* [PASSAGE SHOWN]
-.-.-

The findings of the study therefore suggest another possibility, where the ablation zone extends in the perivascular parenchyma and causes thermal damage from “outside in”; rather than “inside out” as suggested by previous in vivo studies [Citation11–13]. The properties of the perivascular parenchyma may allow the ablation zone to extend along tissue planes and cause thermal damage to vessels independent of blood flow. Further work is required to determine what these properties are.

The phenomenon of perivascular extension may have clinical significance. MWA operates at a higher temperature and has the advantage of creating faster and larger ablation zones from a single applicator when compared to RFA [Citation8]. It is often preferred for perivascular lesions due to a reduced heat sink effect [Citation24]. Due to the difficulty in monitoring the ablation zone during MWA procedures [Citation25,Citation26], it is important that a predictable volume of ablation is produced especially when the target lesion is near important structures such as major bile ducts and hepatic vessels [Citation27]. Our study shows that ablation zones may extend along small to medium sized vessels, which are impossible to avoid in clinical practice. Although vascular thrombosis is a known complication of ablation [Citation4], perivascular extension may contribute to instances where thrombosis is found outside of the ablation zone. Furthermore, this study was carried out with intentional sitting of ablation zones away from major vessels to simulate clinical practice. Therefore the risk of major liver vessel thrombus formation cannot be determined from this study.

The findings of this study may also aid evaluation of follow-up imaging in patients receiving liver MWA for cancer. MRI was clearly able to subdivide the ablation zones into areas of differing macroscopic and histological appearances [Citation28]. The inner zone which corresponded to total cell kill should be used to determine successful ablation of a lesion. In addition, both zonal anatomy and ablation zone extension were more conspicuous on water selective sequences (). Therefore, we recommend that water selective sequences are included when following up this complication.

-.-.-

* [PROBLEM DESCRIPTION] In the passage on liver microwave ablation, why is MWA often preferred for perivascular lesions?

-.-.-

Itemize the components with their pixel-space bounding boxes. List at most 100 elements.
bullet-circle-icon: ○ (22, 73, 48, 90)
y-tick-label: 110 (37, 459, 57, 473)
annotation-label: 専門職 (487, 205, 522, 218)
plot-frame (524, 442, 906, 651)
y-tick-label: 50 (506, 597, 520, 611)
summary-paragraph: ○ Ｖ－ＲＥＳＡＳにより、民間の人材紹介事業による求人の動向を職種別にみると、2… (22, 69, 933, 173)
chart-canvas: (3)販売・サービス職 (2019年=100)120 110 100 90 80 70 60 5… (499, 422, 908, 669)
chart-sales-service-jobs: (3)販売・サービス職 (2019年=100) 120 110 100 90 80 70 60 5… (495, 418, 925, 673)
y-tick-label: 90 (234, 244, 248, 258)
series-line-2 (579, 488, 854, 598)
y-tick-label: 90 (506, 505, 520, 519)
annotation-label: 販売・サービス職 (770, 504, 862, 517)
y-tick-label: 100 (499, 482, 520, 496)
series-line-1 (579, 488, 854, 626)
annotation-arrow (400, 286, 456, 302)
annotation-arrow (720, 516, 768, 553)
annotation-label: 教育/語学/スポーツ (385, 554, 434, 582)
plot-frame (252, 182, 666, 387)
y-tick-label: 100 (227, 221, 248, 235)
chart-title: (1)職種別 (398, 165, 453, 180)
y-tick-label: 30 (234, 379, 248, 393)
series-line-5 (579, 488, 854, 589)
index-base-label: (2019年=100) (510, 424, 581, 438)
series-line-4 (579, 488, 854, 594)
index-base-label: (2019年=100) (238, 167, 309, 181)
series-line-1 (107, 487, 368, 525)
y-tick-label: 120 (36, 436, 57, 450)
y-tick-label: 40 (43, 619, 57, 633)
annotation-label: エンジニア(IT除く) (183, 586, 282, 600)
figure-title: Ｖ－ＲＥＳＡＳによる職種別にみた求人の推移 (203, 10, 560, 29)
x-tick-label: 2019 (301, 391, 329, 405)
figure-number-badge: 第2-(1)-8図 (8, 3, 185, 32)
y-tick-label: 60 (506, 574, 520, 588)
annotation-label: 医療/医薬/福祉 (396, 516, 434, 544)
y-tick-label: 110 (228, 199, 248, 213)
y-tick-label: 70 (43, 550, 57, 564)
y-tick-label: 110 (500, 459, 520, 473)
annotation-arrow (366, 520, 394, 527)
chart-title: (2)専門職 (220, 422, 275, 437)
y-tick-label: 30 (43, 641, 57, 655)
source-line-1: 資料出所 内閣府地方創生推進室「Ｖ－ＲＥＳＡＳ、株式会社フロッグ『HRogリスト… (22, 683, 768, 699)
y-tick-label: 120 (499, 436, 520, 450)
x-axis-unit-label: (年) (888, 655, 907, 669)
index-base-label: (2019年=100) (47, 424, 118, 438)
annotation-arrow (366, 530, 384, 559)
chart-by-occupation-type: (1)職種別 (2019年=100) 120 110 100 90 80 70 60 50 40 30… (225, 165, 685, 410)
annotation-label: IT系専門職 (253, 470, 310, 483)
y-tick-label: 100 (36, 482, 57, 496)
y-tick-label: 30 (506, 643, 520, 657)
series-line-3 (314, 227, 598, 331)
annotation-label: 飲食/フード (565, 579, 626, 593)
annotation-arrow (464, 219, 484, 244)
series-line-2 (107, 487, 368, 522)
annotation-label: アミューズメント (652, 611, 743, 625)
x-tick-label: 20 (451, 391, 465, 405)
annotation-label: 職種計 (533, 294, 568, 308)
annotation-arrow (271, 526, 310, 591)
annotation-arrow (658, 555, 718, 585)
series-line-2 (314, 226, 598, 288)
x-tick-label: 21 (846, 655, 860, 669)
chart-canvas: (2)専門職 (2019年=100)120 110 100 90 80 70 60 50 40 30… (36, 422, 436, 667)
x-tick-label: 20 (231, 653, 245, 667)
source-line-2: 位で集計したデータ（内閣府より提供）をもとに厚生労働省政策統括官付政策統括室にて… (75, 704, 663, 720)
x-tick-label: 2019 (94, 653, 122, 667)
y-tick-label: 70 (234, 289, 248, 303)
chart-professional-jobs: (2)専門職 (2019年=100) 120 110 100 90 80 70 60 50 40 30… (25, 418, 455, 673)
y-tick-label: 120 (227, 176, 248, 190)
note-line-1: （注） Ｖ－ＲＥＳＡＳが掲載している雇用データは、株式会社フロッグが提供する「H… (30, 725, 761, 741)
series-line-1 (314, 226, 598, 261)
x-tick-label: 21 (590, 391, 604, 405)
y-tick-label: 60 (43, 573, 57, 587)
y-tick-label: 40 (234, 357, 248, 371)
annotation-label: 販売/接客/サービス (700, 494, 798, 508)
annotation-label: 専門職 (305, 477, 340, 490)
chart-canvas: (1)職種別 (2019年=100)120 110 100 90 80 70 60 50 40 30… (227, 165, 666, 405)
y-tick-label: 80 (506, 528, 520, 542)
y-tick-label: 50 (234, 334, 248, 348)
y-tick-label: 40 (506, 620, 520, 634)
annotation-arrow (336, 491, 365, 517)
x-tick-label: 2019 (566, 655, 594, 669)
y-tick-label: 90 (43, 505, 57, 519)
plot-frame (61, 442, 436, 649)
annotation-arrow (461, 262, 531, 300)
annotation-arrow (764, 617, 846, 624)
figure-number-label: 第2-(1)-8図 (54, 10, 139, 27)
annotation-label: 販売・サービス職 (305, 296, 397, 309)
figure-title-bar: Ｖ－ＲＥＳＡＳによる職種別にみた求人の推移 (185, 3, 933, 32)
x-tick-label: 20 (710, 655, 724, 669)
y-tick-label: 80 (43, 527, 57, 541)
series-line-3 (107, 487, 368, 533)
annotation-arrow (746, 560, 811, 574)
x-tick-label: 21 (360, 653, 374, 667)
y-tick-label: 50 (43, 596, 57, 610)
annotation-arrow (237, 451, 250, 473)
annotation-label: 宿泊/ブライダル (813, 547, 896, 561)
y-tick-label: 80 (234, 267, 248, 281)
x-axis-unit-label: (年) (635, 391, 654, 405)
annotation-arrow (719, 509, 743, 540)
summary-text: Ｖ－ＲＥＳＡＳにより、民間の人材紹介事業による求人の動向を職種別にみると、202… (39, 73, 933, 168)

-.-.-

* [YOUR SOLUTION] It has a reduced heat sink effect.